* [本文抜粋]
○ ○ ○

三国志 考察 その8 曹操の屯田制は過大評価されている
建安元(196)年、曹操は、許都の近辺に屯田を設けます。「これは主に流民を募集して、持ち主のない農地をあたえ、牛や農具を支給して、集団で農業に従事させて租税を納めさせるもので、許都での成功の後、さらに広い範囲で実施」(*1)されます。
「いわば国家直営の集団農場であり」(*2)、「内地で一般人民による屯田を大規模に行ったのは、中国史上、この時代だけである。」(*3)
現代において、曹操が政治家としても優れていると評価される政策としてよく屯田制があげられますし、実際この屯田制のおかげで曹操は兵糧を確保し、たび重なる戦争を遂行することができたのです。(*4)
しかし、この屯田制って、そんなに高く評価されるものでしょうか?
いつの時代もどこの国でも土地改革というのは大変なものです。ローマのグラックス兄弟の土地改革は失敗して、暗殺や自殺に追い込まれましたし、日本の太閤検地でも、反発した国人衆の一揆が頻発しました。
これは、土地改革というのは土地に既得権を持っている層の権利を排除するものだからです。当然、既得権を排除しようとすれば、既得権層は猛反発します。その反発をいかに抑えるかが、土地改革の一番の難事なのですね。
ところが、この曹操の屯田制の場合、与える土地は持ち主のない農地な訳です。最初の排除すべき既得権層が存在しない。なぜ、持ち主のない農地がそんなにたくさんあるのか?後漢末の長い戦乱のため、元の持ち主が殺されたり、戦乱を避けて逃亡したりしたためです。

○ ○ ○

* [レイアウト記録]
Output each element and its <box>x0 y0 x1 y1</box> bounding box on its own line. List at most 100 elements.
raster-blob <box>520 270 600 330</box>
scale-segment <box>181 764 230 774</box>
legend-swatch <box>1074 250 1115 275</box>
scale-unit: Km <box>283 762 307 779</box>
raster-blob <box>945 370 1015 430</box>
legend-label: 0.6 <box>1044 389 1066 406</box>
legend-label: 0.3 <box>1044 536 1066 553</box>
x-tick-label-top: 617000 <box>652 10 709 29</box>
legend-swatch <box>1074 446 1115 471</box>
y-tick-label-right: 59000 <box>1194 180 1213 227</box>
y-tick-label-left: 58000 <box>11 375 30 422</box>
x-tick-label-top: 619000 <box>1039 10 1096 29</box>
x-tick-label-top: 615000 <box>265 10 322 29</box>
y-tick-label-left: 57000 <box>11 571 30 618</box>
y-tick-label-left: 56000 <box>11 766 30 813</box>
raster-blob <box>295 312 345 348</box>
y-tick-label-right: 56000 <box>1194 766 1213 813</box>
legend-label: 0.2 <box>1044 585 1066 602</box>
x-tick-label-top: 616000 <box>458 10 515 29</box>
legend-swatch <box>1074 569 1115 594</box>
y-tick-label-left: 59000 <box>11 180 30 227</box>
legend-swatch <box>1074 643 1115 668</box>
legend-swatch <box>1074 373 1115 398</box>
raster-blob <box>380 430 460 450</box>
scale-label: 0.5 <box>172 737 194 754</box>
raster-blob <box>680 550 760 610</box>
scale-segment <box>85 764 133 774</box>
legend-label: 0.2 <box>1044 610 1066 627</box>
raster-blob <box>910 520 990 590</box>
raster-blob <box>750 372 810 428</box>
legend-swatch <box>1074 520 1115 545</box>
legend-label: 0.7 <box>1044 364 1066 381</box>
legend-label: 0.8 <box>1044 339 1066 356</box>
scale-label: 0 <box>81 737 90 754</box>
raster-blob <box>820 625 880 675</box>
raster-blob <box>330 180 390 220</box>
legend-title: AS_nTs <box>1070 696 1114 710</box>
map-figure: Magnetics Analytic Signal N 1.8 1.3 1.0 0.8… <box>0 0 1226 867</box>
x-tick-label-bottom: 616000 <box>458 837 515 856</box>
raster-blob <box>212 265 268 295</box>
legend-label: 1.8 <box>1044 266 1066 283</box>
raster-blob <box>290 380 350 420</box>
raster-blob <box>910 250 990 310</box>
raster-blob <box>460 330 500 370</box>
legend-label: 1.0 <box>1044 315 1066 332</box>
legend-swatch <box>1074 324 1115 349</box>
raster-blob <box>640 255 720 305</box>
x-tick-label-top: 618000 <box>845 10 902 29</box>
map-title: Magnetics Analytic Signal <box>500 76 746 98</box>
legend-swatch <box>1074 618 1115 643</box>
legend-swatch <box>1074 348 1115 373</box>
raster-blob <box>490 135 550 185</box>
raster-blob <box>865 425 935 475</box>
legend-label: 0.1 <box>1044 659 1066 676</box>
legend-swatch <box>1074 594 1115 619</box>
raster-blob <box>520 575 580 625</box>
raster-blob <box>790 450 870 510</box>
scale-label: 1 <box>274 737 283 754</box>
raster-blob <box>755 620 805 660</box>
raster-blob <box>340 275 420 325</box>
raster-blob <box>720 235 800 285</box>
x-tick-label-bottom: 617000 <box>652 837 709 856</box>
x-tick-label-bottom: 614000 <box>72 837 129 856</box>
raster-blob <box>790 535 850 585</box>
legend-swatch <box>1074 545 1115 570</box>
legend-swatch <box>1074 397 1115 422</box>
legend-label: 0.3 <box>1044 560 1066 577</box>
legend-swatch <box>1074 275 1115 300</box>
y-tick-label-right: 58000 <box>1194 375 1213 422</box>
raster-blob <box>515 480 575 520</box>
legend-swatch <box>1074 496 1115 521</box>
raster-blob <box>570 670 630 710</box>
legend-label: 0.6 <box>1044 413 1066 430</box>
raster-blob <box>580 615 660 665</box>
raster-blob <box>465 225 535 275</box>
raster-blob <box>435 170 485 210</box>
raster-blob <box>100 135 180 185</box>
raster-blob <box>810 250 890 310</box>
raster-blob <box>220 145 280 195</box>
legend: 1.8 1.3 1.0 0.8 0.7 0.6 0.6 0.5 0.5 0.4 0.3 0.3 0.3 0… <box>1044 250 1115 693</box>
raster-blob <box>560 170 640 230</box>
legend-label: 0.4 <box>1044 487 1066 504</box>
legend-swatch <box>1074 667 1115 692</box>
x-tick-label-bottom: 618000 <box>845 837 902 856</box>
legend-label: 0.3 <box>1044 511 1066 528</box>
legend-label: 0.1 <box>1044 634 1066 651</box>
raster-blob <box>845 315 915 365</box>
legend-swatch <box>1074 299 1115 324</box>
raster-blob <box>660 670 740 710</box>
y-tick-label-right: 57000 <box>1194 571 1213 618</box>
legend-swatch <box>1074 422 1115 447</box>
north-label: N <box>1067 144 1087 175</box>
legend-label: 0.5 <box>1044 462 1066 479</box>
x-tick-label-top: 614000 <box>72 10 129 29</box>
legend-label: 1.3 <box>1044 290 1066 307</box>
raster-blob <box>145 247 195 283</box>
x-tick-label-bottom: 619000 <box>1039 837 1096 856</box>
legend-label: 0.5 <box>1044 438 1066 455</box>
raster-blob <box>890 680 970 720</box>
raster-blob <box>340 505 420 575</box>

○ ○ ○

曹操の屯田制を論じた上の本文を、最後の文の後から書き継ぎなさい。

* [解答]
官渡の戦い以前の曹操の支配地域は、司隸・豫州・兗州・徐州の四州です。
この四州は後漢末の戦乱でもっとも荒廃した地域です。
豫洲は黄巾の乱、その後李傕(リカク)による虐殺、その後袁術による圧制で荒廃しています。
徐州は、曹操の徐州の民虐殺、その後下邳(カヒ)水攻め等により荒廃しています。
このように、曹操自身が原因の戦乱も含めて、曹操の支配地域は戦乱等により荒廃し、それがゆえに元の持ち主が殺されたり、戦乱を避けて逃亡したりしため、持ち主がない農地がたくさんあった訳です。
「持ち主がない農地」といいますが、これ、実際には持ち主いるはずなんですね。死んでも、遺族などいればその人が持ち主ですし(家族も含め虐殺された例もあったでしょうが)、逃亡してもその土地が持ち主のものであるというのは変わりません。(そういった土地の所有権の管理もできるのがまともな国家な訳ですが、後漢末は一種の無政府状態ですので、曹操も含め、なかなかそういうのが期待できません。この時代にまがりなりにも、まともな統治ができていたのは袁紹・劉表ぐらいなのではないかと思われます。)
そういった農地をドサクサに紛れてネコババして、はじめから自分が土地の所有者であるかのような顔をして、流民たちに与え、その代わり重税を搾り取るというのが曹操の屯田制の実態です。戦乱の中でのことですので、いたしかたない面はあるかもしれませんが、とりたてて高く評価するような制度ではないと思われます。
(注)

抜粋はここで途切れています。